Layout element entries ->
═══
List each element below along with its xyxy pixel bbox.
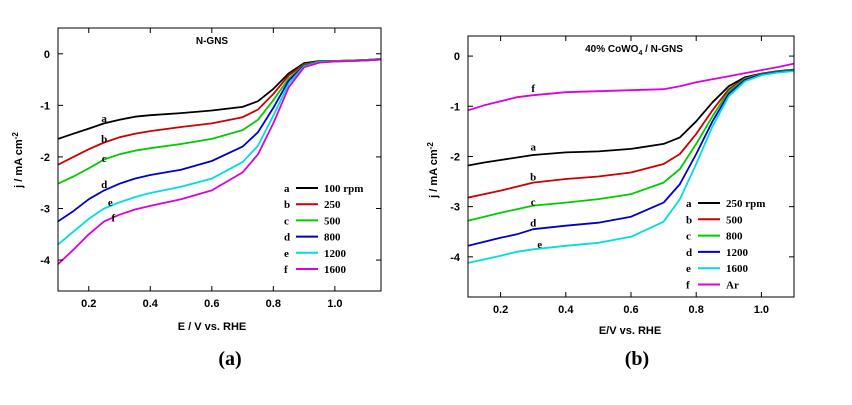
series-line-a: [468, 68, 794, 167]
y-tick-label: -2: [40, 152, 50, 164]
legend-key-a: a: [284, 183, 290, 195]
legend-key-e: e: [686, 263, 691, 275]
curve-label-b: b: [530, 172, 536, 184]
x-axis-title-a: E / V vs. RHE: [178, 321, 246, 333]
x-tick-label: 0.8: [266, 298, 281, 310]
x-tick-label: 0.4: [558, 304, 574, 316]
series-line-a: [58, 58, 381, 140]
x-tick-label: 1.0: [754, 304, 769, 316]
legend-key-d: d: [686, 247, 692, 259]
y-axis-title-b: j / mA cm-2: [426, 142, 440, 199]
x-tick-label: 0.4: [143, 298, 159, 310]
legend-key-e: e: [284, 248, 289, 260]
legend-key-c: c: [284, 215, 289, 227]
legend-label-b: 250: [324, 199, 341, 211]
legend-label-f: Ar: [726, 280, 739, 292]
panel-label-a: (a): [218, 348, 241, 370]
curve-label-d: d: [530, 218, 536, 230]
series-line-b: [58, 58, 381, 166]
series-line-b: [468, 69, 794, 199]
curve-label-c: c: [531, 197, 536, 209]
series-line-f: [468, 62, 794, 112]
legend-key-f: f: [284, 264, 288, 276]
series-line-d: [468, 69, 794, 247]
legend-key-c: c: [686, 231, 691, 243]
chart-title-a: N-GNS: [196, 36, 229, 47]
legend-label-a: 100 rpm: [324, 183, 363, 195]
legend-label-e: 1600: [726, 263, 749, 275]
curve-label-e: e: [108, 197, 113, 209]
legend-key-b: b: [686, 214, 692, 226]
y-tick-label: 0: [454, 51, 460, 63]
legend-key-d: d: [284, 232, 290, 244]
legend-key-b: b: [284, 199, 290, 211]
legend-key-a: a: [686, 198, 692, 210]
legend-label-f: 1600: [324, 264, 347, 276]
series-line-f: [58, 58, 381, 265]
chart-title-b: 40% CoWO4 / N-GNS: [585, 44, 683, 57]
panel-label-b: (b): [625, 348, 649, 370]
y-tick-label: 0: [44, 49, 50, 61]
x-tick-label: 0.6: [623, 304, 638, 316]
legend-label-e: 1200: [324, 248, 347, 260]
x-tick-label: 0.6: [204, 298, 219, 310]
legend-label-b: 500: [726, 214, 743, 226]
x-tick-label: 0.8: [689, 304, 704, 316]
y-tick-label: -3: [450, 202, 460, 214]
curve-label-f: f: [112, 212, 116, 224]
legend-label-a: 250 rpm: [726, 198, 765, 210]
y-tick-label: -2: [450, 151, 460, 163]
curve-label-a: a: [101, 113, 107, 125]
curve-label-f: f: [531, 83, 535, 95]
curve-label-e: e: [537, 239, 542, 251]
curve-label-b: b: [101, 133, 107, 145]
y-tick-label: -4: [40, 255, 51, 267]
x-axis-title-b: E/V vs. RHE: [599, 325, 661, 337]
legend-label-d: 1200: [726, 247, 749, 259]
y-tick-label: -1: [450, 101, 460, 113]
y-tick-label: -3: [40, 203, 50, 215]
curve-label-c: c: [102, 153, 107, 165]
legend-key-f: f: [686, 280, 690, 292]
series-line-e: [468, 70, 794, 264]
x-tick-label: 0.2: [493, 304, 508, 316]
y-tick-label: -4: [450, 252, 461, 264]
legend-label-c: 800: [726, 231, 743, 243]
curve-label-a: a: [530, 141, 536, 153]
curve-label-d: d: [101, 179, 107, 191]
y-tick-label: -1: [40, 100, 50, 112]
x-tick-label: 1.0: [327, 298, 342, 310]
legend-label-d: 800: [324, 232, 341, 244]
plot-frame-a: [57, 27, 382, 292]
legend-label-c: 500: [324, 215, 341, 227]
x-tick-label: 0.2: [81, 298, 96, 310]
y-axis-title-a: j / mA cm-2: [11, 132, 25, 189]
═══
STATED TASK -> Please reproduce the lines of the listing above unchanged, from the line containing "series-line-a: [468, 68, 794, 167]" through the line containing "y-axis-title-b: j /", including both of those lines.

FULL OUTPUT ->
series-line-a: [468, 68, 794, 167]
y-tick-label: -2: [40, 152, 50, 164]
legend-key-a: a: [284, 183, 290, 195]
legend-key-e: e: [686, 263, 691, 275]
curve-label-b: b: [530, 172, 536, 184]
x-axis-title-a: E / V vs. RHE: [178, 321, 246, 333]
x-tick-label: 0.8: [266, 298, 281, 310]
x-tick-label: 0.4: [558, 304, 574, 316]
series-line-a: [58, 58, 381, 140]
x-tick-label: 1.0: [754, 304, 769, 316]
legend-key-d: d: [686, 247, 692, 259]
y-axis-title-b: j / mA cm-2: [426, 142, 440, 199]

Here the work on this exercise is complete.